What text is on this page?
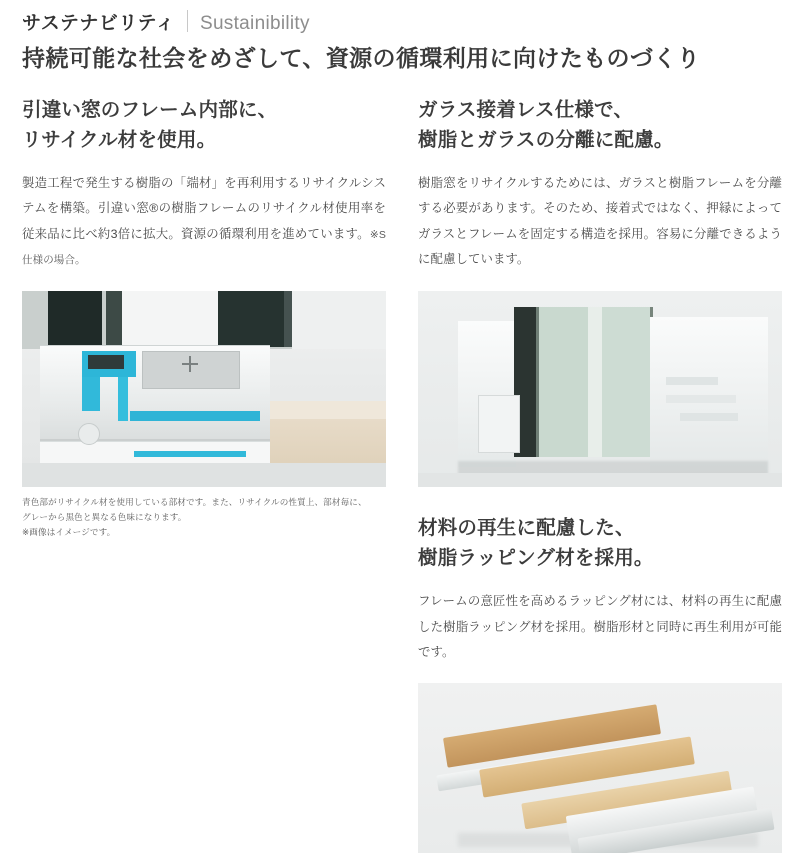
サステナビリティ Sustainibility
持続可能な社会をめざして、資源の循環利用に向けたものづくり
引違い窓のフレーム内部に、
リサイクル材を使用。

製造工程で発生する樹脂の「端材」を再利用するリサイクルシステムを構築。引違い窓®の樹脂フレームのリサイクル材使用率を従来品に比べ約3倍に拡大。資源の循環利用を進めています。※S仕様の場合。

青色部がリサイクル材を使用している部材です。また、リサイクルの性質上、部材毎に、
グレーから黒色と異なる色味になります。
※画像はイメージです。
ガラス接着レス仕様で、
樹脂とガラスの分離に配慮。

樹脂窓をリサイクルするためには、ガラスと樹脂フレームを分離する必要があります。そのため、接着式ではなく、押縁によってガラスとフレームを固定する構造を採用。容易に分離できるように配慮しています。

材料の再生に配慮した、
樹脂ラッピング材を採用。

フレームの意匠性を高めるラッピング材には、材料の再生に配慮した樹脂ラッピング材を採用。樹脂形材と同時に再生利用が可能です。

•••

Transcribe all the lines above exactly, apart from the pictures.

What text is on this page?
サステナビリティ Sustainibility
持続可能な社会をめざして、資源の循環利用に向けたものづくり
引違い窓のフレーム内部に、
リサイクル材を使用。

製造工程で発生する樹脂の「端材」を再利用するリサイクルシステムを構築。引違い窓®の樹脂フレームのリサイクル材使用率を従来品に比べ約3倍に拡大。資源の循環利用を進めています。※S仕様の場合。

青色部がリサイクル材を使用している部材です。また、リサイクルの性質上、部材毎に、
グレーから黒色と異なる色味になります。
※画像はイメージです。
ガラス接着レス仕様で、
樹脂とガラスの分離に配慮。

樹脂窓をリサイクルするためには、ガラスと樹脂フレームを分離する必要があります。そのため、接着式ではなく、押縁によってガラスとフレームを固定する構造を採用。容易に分離できるように配慮しています。

材料の再生に配慮した、
樹脂ラッピング材を採用。

フレームの意匠性を高めるラッピング材には、材料の再生に配慮した樹脂ラッピング材を採用。樹脂形材と同時に再生利用が可能です。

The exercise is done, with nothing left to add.